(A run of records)

:::::

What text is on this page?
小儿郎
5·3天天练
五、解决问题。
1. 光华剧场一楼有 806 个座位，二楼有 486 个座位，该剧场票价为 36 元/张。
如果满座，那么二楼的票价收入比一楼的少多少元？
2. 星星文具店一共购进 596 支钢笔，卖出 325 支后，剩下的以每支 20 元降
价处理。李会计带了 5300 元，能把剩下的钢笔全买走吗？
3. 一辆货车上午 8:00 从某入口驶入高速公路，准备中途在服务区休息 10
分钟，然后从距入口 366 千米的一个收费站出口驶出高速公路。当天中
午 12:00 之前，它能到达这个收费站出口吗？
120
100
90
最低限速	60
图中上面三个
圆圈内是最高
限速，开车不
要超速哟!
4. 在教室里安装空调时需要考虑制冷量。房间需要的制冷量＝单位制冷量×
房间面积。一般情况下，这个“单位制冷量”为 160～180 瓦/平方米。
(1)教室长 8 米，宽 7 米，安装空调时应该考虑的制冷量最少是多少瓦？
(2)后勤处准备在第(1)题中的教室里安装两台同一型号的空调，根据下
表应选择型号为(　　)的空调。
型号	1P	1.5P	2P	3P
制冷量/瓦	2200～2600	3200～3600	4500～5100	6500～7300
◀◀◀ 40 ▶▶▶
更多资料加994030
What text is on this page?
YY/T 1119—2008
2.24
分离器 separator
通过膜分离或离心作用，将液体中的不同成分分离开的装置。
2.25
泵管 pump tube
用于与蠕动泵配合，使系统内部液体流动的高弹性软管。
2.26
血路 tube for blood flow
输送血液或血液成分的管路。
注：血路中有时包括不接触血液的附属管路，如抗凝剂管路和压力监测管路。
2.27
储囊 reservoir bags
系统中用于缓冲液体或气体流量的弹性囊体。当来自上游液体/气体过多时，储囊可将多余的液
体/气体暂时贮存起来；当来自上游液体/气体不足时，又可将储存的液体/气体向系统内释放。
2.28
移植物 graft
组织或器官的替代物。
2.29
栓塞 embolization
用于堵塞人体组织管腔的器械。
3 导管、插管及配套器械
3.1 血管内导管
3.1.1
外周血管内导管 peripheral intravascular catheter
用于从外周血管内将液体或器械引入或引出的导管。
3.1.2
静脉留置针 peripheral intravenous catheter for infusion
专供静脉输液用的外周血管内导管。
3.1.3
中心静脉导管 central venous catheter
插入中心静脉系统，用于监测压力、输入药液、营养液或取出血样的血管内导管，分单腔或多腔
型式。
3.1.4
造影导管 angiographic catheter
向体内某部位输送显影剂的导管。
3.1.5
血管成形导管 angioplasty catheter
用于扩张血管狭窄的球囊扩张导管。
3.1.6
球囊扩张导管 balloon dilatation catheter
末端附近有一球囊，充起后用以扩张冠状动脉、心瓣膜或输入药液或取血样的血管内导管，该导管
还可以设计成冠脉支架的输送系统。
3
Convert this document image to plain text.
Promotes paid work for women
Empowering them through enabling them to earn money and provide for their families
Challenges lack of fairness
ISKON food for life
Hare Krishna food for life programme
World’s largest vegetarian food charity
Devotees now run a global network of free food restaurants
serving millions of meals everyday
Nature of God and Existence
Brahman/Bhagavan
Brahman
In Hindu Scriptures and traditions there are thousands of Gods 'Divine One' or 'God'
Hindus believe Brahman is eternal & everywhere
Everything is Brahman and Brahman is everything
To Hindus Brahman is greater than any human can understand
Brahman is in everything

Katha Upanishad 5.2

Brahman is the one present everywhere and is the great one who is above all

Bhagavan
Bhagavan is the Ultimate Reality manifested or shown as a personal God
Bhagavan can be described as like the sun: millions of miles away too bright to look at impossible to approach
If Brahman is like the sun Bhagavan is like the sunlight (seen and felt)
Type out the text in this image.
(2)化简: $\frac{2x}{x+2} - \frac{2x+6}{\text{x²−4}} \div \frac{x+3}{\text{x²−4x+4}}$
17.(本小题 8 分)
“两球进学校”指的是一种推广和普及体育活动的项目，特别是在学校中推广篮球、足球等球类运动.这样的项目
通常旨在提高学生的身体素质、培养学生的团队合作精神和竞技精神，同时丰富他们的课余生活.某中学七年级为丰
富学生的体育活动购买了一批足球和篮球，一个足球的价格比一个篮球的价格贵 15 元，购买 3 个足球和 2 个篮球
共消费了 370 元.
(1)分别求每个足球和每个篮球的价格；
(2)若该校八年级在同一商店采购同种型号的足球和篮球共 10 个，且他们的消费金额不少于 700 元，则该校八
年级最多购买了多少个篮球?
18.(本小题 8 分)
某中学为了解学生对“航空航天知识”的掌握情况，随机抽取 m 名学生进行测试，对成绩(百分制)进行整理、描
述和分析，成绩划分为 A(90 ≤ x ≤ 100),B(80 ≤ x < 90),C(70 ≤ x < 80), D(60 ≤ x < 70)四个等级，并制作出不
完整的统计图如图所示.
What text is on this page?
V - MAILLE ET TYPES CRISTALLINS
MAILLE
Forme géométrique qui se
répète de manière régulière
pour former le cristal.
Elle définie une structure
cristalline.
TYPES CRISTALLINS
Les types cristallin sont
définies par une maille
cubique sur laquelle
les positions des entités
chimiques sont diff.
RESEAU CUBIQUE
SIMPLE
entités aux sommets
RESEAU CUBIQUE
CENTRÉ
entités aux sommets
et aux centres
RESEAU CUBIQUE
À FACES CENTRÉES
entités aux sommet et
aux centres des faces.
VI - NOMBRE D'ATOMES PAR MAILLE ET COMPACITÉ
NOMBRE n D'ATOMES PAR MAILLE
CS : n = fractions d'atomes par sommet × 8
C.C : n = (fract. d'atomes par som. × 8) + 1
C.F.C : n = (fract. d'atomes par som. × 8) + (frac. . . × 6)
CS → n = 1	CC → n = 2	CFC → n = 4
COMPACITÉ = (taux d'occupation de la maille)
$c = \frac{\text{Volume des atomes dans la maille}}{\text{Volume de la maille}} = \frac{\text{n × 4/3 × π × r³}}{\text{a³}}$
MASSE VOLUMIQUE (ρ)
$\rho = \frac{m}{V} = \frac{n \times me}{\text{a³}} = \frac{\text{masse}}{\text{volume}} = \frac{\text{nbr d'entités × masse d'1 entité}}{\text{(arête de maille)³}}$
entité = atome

:::::

Every line that holds the string "Bhagavan" should be returned.

> Problem solution
Brahman/Bhagavan
Bhagavan
Bhagavan is the Ultimate Reality manifested or shown as a personal God
Bhagavan can be described as like the sun: millions of miles away too bright to look at impossible to approach
If Brahman is like the sun Bhagavan is like the sunlight (seen and felt)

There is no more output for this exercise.